## begin Given data
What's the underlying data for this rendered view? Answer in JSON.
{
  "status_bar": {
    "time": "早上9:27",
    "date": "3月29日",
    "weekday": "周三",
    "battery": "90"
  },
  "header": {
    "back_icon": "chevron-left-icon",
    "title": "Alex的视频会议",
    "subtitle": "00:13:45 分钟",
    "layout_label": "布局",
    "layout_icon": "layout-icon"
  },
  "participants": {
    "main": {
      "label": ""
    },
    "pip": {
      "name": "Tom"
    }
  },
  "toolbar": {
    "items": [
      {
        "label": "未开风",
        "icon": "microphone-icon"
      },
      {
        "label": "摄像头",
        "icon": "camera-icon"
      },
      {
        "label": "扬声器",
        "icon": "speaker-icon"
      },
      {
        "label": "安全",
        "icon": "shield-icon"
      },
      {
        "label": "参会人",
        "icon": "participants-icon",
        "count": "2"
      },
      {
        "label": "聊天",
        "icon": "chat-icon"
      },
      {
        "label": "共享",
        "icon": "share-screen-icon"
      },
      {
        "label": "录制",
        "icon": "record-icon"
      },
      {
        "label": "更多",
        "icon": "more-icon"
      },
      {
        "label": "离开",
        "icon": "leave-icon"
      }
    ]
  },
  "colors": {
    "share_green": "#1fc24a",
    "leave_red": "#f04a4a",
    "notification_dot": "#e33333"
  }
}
## end Given data
What this task involves: Reproduce the data in its entirety, matching each character.

Solution:
What's the underlying data for this rendered view? Answer in JSON.
{
  "status_bar": {
    "time": "早上9:27",
    "date": "3月29日",
    "weekday": "周三",
    "battery": "90"
  },
  "header": {
    "back_icon": "chevron-left-icon",
    "title": "Alex的视频会议",
    "subtitle": "00:13:45 分钟",
    "layout_label": "布局",
    "layout_icon": "layout-icon"
  },
  "participants": {
    "main": {
      "label": ""
    },
    "pip": {
      "name": "Tom"
    }
  },
  "toolbar": {
    "items": [
      {
        "label": "未开风",
        "icon": "microphone-icon"
      },
      {
        "label": "摄像头",
        "icon": "camera-icon"
      },
      {
        "label": "扬声器",
        "icon": "speaker-icon"
      },
      {
        "label": "安全",
        "icon": "shield-icon"
      },
      {
        "label": "参会人",
        "icon": "participants-icon",
        "count": "2"
      },
      {
        "label": "聊天",
        "icon": "chat-icon"
      },
      {
        "label": "共享",
        "icon": "share-screen-icon"
      },
      {
        "label": "录制",
        "icon": "record-icon"
      },
      {
        "label": "更多",
        "icon": "more-icon"
      },
      {
        "label": "离开",
        "icon": "leave-icon"
      }
    ]
  },
  "colors": {
    "share_green": "#1fc24a",
    "leave_red": "#f04a4a",
    "notification_dot": "#e33333"
  }
}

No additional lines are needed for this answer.